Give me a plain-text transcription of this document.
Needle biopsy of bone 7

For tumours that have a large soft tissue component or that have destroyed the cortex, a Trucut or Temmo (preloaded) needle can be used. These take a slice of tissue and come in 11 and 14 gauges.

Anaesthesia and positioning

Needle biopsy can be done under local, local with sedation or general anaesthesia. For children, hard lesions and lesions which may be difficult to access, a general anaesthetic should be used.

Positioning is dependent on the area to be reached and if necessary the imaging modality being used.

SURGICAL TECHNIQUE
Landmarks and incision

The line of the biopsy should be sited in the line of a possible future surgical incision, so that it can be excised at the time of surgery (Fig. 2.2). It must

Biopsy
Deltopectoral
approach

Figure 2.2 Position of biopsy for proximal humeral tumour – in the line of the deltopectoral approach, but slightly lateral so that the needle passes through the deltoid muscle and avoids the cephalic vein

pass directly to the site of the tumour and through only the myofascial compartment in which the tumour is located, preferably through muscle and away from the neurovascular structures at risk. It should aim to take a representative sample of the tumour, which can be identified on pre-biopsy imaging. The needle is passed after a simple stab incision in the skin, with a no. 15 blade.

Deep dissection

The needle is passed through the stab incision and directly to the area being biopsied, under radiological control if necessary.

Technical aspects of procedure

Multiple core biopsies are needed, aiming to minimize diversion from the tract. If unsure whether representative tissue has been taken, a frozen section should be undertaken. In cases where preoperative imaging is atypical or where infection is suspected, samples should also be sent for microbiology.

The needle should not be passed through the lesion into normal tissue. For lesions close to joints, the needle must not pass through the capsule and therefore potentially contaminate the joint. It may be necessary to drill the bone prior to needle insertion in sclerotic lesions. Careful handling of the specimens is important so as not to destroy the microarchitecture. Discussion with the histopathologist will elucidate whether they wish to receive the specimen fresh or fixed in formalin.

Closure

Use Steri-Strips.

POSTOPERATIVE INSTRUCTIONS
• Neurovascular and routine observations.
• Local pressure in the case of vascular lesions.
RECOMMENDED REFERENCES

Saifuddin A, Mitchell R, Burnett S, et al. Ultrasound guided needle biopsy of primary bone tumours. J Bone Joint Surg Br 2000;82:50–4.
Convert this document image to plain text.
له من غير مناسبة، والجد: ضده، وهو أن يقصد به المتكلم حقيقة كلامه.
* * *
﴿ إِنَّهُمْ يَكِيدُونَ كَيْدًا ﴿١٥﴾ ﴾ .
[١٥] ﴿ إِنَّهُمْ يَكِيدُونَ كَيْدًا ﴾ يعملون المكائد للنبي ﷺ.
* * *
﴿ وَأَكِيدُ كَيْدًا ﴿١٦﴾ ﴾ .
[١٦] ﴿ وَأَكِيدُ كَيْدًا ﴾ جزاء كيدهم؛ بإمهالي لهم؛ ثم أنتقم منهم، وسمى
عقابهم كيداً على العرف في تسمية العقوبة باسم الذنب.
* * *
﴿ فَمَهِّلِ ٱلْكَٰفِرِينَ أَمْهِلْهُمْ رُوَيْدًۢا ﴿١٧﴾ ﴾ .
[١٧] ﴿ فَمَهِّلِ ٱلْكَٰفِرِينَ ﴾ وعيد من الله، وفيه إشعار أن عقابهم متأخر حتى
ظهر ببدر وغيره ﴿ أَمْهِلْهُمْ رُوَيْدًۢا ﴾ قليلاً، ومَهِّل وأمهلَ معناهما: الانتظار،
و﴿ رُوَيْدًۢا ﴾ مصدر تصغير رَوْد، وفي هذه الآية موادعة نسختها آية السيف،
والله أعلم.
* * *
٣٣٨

## [Problem requirements]
Pull every line containing the word "being" out of the material.

## [Full output]
Positioning is dependent on the area to be reached and if necessary the imaging modality being used.
The needle is passed through the stab incision and directly to the area being biopsied, under radiological control if necessary.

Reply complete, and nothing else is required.